● What the task asks
Retype all of the entries word for word.

───── Given data

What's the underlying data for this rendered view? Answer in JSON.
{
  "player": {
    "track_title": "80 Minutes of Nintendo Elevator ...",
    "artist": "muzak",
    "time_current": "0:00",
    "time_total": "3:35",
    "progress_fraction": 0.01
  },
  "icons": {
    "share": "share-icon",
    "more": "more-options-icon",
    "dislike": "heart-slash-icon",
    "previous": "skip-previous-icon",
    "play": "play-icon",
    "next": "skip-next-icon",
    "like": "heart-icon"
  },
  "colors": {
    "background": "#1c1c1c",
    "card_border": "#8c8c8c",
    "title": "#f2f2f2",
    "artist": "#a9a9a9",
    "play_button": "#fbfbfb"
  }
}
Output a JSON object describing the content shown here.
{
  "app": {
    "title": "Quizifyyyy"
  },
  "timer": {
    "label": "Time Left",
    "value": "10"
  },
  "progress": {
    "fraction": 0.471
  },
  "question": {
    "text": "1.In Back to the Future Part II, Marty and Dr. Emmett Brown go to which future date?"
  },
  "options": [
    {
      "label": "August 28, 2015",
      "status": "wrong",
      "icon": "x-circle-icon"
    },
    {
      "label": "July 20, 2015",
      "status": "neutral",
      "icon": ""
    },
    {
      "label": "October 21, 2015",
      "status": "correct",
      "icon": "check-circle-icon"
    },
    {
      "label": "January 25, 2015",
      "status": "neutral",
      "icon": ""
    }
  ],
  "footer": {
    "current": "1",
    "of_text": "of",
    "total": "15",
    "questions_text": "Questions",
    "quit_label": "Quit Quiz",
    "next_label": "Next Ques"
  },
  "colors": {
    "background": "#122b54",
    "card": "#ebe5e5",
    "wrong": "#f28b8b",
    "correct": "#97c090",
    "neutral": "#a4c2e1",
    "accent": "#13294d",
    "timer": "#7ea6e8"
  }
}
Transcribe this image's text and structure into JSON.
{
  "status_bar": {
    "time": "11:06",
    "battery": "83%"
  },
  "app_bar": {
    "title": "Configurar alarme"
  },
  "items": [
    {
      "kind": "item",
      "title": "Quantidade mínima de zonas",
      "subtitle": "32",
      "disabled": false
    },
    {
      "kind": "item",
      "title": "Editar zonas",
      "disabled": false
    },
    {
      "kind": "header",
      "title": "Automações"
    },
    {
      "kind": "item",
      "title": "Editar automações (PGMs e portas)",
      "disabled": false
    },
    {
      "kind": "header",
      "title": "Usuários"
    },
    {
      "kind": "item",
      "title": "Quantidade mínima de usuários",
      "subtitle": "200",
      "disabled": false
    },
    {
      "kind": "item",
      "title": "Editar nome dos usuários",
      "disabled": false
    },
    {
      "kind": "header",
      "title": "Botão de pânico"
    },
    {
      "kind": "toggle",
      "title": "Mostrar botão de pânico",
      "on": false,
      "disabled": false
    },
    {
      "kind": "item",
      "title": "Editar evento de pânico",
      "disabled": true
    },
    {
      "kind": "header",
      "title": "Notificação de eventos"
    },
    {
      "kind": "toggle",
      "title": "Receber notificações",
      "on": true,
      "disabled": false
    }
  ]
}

──────────

● Exercise solution
What's the underlying data for this rendered view? Answer in JSON.
{
  "player": {
    "track_title": "80 Minutes of Nintendo Elevator ...",
    "artist": "muzak",
    "time_current": "0:00",
    "time_total": "3:35",
    "progress_fraction": 0.01
  },
  "icons": {
    "share": "share-icon",
    "more": "more-options-icon",
    "dislike": "heart-slash-icon",
    "previous": "skip-previous-icon",
    "play": "play-icon",
    "next": "skip-next-icon",
    "like": "heart-icon"
  },
  "colors": {
    "background": "#1c1c1c",
    "card_border": "#8c8c8c",
    "title": "#f2f2f2",
    "artist": "#a9a9a9",
    "play_button": "#fbfbfb"
  }
}
Output a JSON object describing the content shown here.
{
  "app": {
    "title": "Quizifyyyy"
  },
  "timer": {
    "label": "Time Left",
    "value": "10"
  },
  "progress": {
    "fraction": 0.471
  },
  "question": {
    "text": "1.In Back to the Future Part II, Marty and Dr. Emmett Brown go to which future date?"
  },
  "options": [
    {
      "label": "August 28, 2015",
      "status": "wrong",
      "icon": "x-circle-icon"
    },
    {
      "label": "July 20, 2015",
      "status": "neutral",
      "icon": ""
    },
    {
      "label": "October 21, 2015",
      "status": "correct",
      "icon": "check-circle-icon"
    },
    {
      "label": "January 25, 2015",
      "status": "neutral",
      "icon": ""
    }
  ],
  "footer": {
    "current": "1",
    "of_text": "of",
    "total": "15",
    "questions_text": "Questions",
    "quit_label": "Quit Quiz",
    "next_label": "Next Ques"
  },
  "colors": {
    "background": "#122b54",
    "card": "#ebe5e5",
    "wrong": "#f28b8b",
    "correct": "#97c090",
    "neutral": "#a4c2e1",
    "accent": "#13294d",
    "timer": "#7ea6e8"
  }
}
Transcribe this image's text and structure into JSON.
{
  "status_bar": {
    "time": "11:06",
    "battery": "83%"
  },
  "app_bar": {
    "title": "Configurar alarme"
  },
  "items": [
    {
      "kind": "item",
      "title": "Quantidade mínima de zonas",
      "subtitle": "32",
      "disabled": false
    },
    {
      "kind": "item",
      "title": "Editar zonas",
      "disabled": false
    },
    {
      "kind": "header",
      "title": "Automações"
    },
    {
      "kind": "item",
      "title": "Editar automações (PGMs e portas)",
      "disabled": false
    },
    {
      "kind": "header",
      "title": "Usuários"
    },
    {
      "kind": "item",
      "title": "Quantidade mínima de usuários",
      "subtitle": "200",
      "disabled": false
    },
    {
      "kind": "item",
      "title": "Editar nome dos usuários",
      "disabled": false
    },
    {
      "kind": "header",
      "title": "Botão de pânico"
    },
    {
      "kind": "toggle",
      "title": "Mostrar botão de pânico",
      "on": false,
      "disabled": false
    },
    {
      "kind": "item",
      "title": "Editar evento de pânico",
      "disabled": true
    },
    {
      "kind": "header",
      "title": "Notificação de eventos"
    },
    {
      "kind": "toggle",
      "title": "Receber notificações",
      "on": true,
      "disabled": false
    }
  ]
}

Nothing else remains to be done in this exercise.